Write out the material exactly, without any of its pictures.

Source material =

--- BEGIN ---

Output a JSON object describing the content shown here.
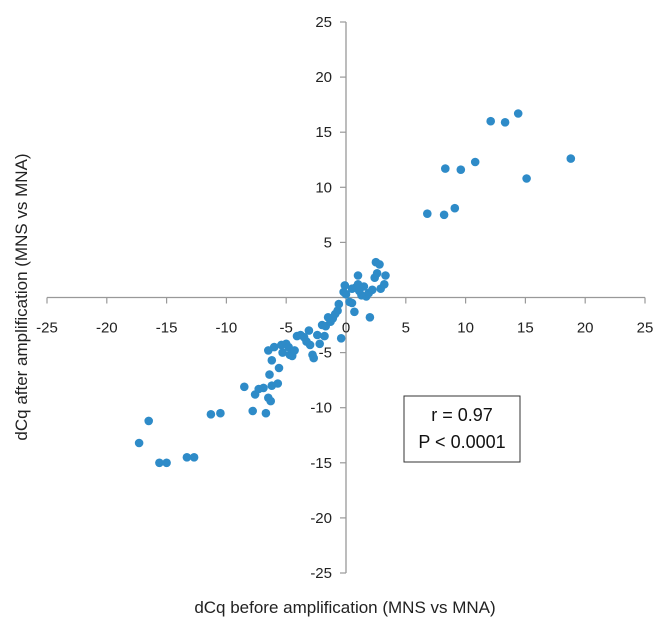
{
  "chart_data": {
    "type": "scatter",
    "title": "",
    "xlabel": "dCq before amplification (MNS vs MNA)",
    "ylabel": "dCq  after amplification (MNS  vs MNA)",
    "xlim": [
      -25,
      25
    ],
    "ylim": [
      -25,
      25
    ],
    "xticks": [
      "-25",
      "-20",
      "-15",
      "-10",
      "-5",
      "0",
      "5",
      "10",
      "15",
      "20",
      "25"
    ],
    "yticks": [
      "25",
      "20",
      "15",
      "10",
      "5",
      "0",
      "-5",
      "-10",
      "-15",
      "-20",
      "-25"
    ],
    "grid": false,
    "legend": "none",
    "colors": {
      "point": "#2E8BC8",
      "axis": "#999999",
      "text": "#222222"
    },
    "annotation": {
      "line1": "r = 0.97",
      "line2": "P < 0.0001"
    },
    "points": [
      [
        -17.3,
        -13.2
      ],
      [
        -16.5,
        -11.2
      ],
      [
        -15.6,
        -15.0
      ],
      [
        -15.0,
        -15.0
      ],
      [
        -13.3,
        -14.5
      ],
      [
        -12.7,
        -14.5
      ],
      [
        -11.3,
        -10.6
      ],
      [
        -10.5,
        -10.5
      ],
      [
        -8.5,
        -8.1
      ],
      [
        -7.8,
        -10.3
      ],
      [
        -7.6,
        -8.8
      ],
      [
        -7.3,
        -8.3
      ],
      [
        -6.9,
        -8.2
      ],
      [
        -6.7,
        -10.5
      ],
      [
        -6.5,
        -9.1
      ],
      [
        -6.3,
        -9.4
      ],
      [
        -6.4,
        -7.0
      ],
      [
        -6.2,
        -8.0
      ],
      [
        -6.2,
        -5.7
      ],
      [
        -6.5,
        -4.8
      ],
      [
        -6.0,
        -4.5
      ],
      [
        -5.7,
        -7.8
      ],
      [
        -5.6,
        -6.4
      ],
      [
        -5.4,
        -4.3
      ],
      [
        -5.3,
        -5.0
      ],
      [
        -5.0,
        -4.2
      ],
      [
        -4.8,
        -4.5
      ],
      [
        -4.7,
        -5.2
      ],
      [
        -4.5,
        -5.3
      ],
      [
        -4.3,
        -4.8
      ],
      [
        -4.1,
        -3.5
      ],
      [
        -3.8,
        -3.4
      ],
      [
        -3.5,
        -3.6
      ],
      [
        -3.3,
        -4.0
      ],
      [
        -3.0,
        -4.3
      ],
      [
        -3.1,
        -3.0
      ],
      [
        -2.8,
        -5.2
      ],
      [
        -2.7,
        -5.5
      ],
      [
        -2.4,
        -3.4
      ],
      [
        -2.2,
        -4.2
      ],
      [
        -2.0,
        -2.5
      ],
      [
        -1.8,
        -3.5
      ],
      [
        -1.7,
        -2.6
      ],
      [
        -1.5,
        -1.8
      ],
      [
        -1.3,
        -2.2
      ],
      [
        -1.1,
        -1.9
      ],
      [
        -0.9,
        -1.5
      ],
      [
        -0.7,
        -1.2
      ],
      [
        -0.6,
        -0.6
      ],
      [
        -0.4,
        -3.7
      ],
      [
        -0.2,
        0.5
      ],
      [
        0.0,
        0.3
      ],
      [
        0.3,
        -0.4
      ],
      [
        0.5,
        0.8
      ],
      [
        0.7,
        -1.3
      ],
      [
        0.8,
        0.9
      ],
      [
        1.0,
        1.2
      ],
      [
        1.1,
        0.6
      ],
      [
        1.3,
        0.2
      ],
      [
        1.5,
        1.0
      ],
      [
        1.7,
        0.1
      ],
      [
        1.9,
        0.4
      ],
      [
        2.0,
        -1.8
      ],
      [
        2.2,
        0.7
      ],
      [
        2.4,
        1.8
      ],
      [
        2.5,
        3.2
      ],
      [
        2.6,
        2.2
      ],
      [
        2.8,
        3.0
      ],
      [
        2.9,
        0.8
      ],
      [
        3.2,
        1.2
      ],
      [
        3.3,
        2.0
      ],
      [
        1.0,
        2.0
      ],
      [
        0.5,
        -0.5
      ],
      [
        -0.1,
        1.1
      ],
      [
        6.8,
        7.6
      ],
      [
        8.2,
        7.5
      ],
      [
        8.3,
        11.7
      ],
      [
        9.1,
        8.1
      ],
      [
        9.6,
        11.6
      ],
      [
        10.8,
        12.3
      ],
      [
        12.1,
        16.0
      ],
      [
        13.3,
        15.9
      ],
      [
        14.4,
        16.7
      ],
      [
        15.1,
        10.8
      ],
      [
        18.8,
        12.6
      ]
    ]
  }
}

--- END ---

Final result =
Output a JSON object describing the content shown here.
{
  "chart_data": {
    "type": "scatter",
    "title": "",
    "xlabel": "dCq before amplification (MNS vs MNA)",
    "ylabel": "dCq  after amplification (MNS  vs MNA)",
    "xlim": [
      -25,
      25
    ],
    "ylim": [
      -25,
      25
    ],
    "xticks": [
      "-25",
      "-20",
      "-15",
      "-10",
      "-5",
      "0",
      "5",
      "10",
      "15",
      "20",
      "25"
    ],
    "yticks": [
      "25",
      "20",
      "15",
      "10",
      "5",
      "0",
      "-5",
      "-10",
      "-15",
      "-20",
      "-25"
    ],
    "grid": false,
    "legend": "none",
    "colors": {
      "point": "#2E8BC8",
      "axis": "#999999",
      "text": "#222222"
    },
    "annotation": {
      "line1": "r = 0.97",
      "line2": "P < 0.0001"
    },
    "points": [
      [
        -17.3,
        -13.2
      ],
      [
        -16.5,
        -11.2
      ],
      [
        -15.6,
        -15.0
      ],
      [
        -15.0,
        -15.0
      ],
      [
        -13.3,
        -14.5
      ],
      [
        -12.7,
        -14.5
      ],
      [
        -11.3,
        -10.6
      ],
      [
        -10.5,
        -10.5
      ],
      [
        -8.5,
        -8.1
      ],
      [
        -7.8,
        -10.3
      ],
      [
        -7.6,
        -8.8
      ],
      [
        -7.3,
        -8.3
      ],
      [
        -6.9,
        -8.2
      ],
      [
        -6.7,
        -10.5
      ],
      [
        -6.5,
        -9.1
      ],
      [
        -6.3,
        -9.4
      ],
      [
        -6.4,
        -7.0
      ],
      [
        -6.2,
        -8.0
      ],
      [
        -6.2,
        -5.7
      ],
      [
        -6.5,
        -4.8
      ],
      [
        -6.0,
        -4.5
      ],
      [
        -5.7,
        -7.8
      ],
      [
        -5.6,
        -6.4
      ],
      [
        -5.4,
        -4.3
      ],
      [
        -5.3,
        -5.0
      ],
      [
        -5.0,
        -4.2
      ],
      [
        -4.8,
        -4.5
      ],
      [
        -4.7,
        -5.2
      ],
      [
        -4.5,
        -5.3
      ],
      [
        -4.3,
        -4.8
      ],
      [
        -4.1,
        -3.5
      ],
      [
        -3.8,
        -3.4
      ],
      [
        -3.5,
        -3.6
      ],
      [
        -3.3,
        -4.0
      ],
      [
        -3.0,
        -4.3
      ],
      [
        -3.1,
        -3.0
      ],
      [
        -2.8,
        -5.2
      ],
      [
        -2.7,
        -5.5
      ],
      [
        -2.4,
        -3.4
      ],
      [
        -2.2,
        -4.2
      ],
      [
        -2.0,
        -2.5
      ],
      [
        -1.8,
        -3.5
      ],
      [
        -1.7,
        -2.6
      ],
      [
        -1.5,
        -1.8
      ],
      [
        -1.3,
        -2.2
      ],
      [
        -1.1,
        -1.9
      ],
      [
        -0.9,
        -1.5
      ],
      [
        -0.7,
        -1.2
      ],
      [
        -0.6,
        -0.6
      ],
      [
        -0.4,
        -3.7
      ],
      [
        -0.2,
        0.5
      ],
      [
        0.0,
        0.3
      ],
      [
        0.3,
        -0.4
      ],
      [
        0.5,
        0.8
      ],
      [
        0.7,
        -1.3
      ],
      [
        0.8,
        0.9
      ],
      [
        1.0,
        1.2
      ],
      [
        1.1,
        0.6
      ],
      [
        1.3,
        0.2
      ],
      [
        1.5,
        1.0
      ],
      [
        1.7,
        0.1
      ],
      [
        1.9,
        0.4
      ],
      [
        2.0,
        -1.8
      ],
      [
        2.2,
        0.7
      ],
      [
        2.4,
        1.8
      ],
      [
        2.5,
        3.2
      ],
      [
        2.6,
        2.2
      ],
      [
        2.8,
        3.0
      ],
      [
        2.9,
        0.8
      ],
      [
        3.2,
        1.2
      ],
      [
        3.3,
        2.0
      ],
      [
        1.0,
        2.0
      ],
      [
        0.5,
        -0.5
      ],
      [
        -0.1,
        1.1
      ],
      [
        6.8,
        7.6
      ],
      [
        8.2,
        7.5
      ],
      [
        8.3,
        11.7
      ],
      [
        9.1,
        8.1
      ],
      [
        9.6,
        11.6
      ],
      [
        10.8,
        12.3
      ],
      [
        12.1,
        16.0
      ],
      [
        13.3,
        15.9
      ],
      [
        14.4,
        16.7
      ],
      [
        15.1,
        10.8
      ],
      [
        18.8,
        12.6
      ]
    ]
  }
}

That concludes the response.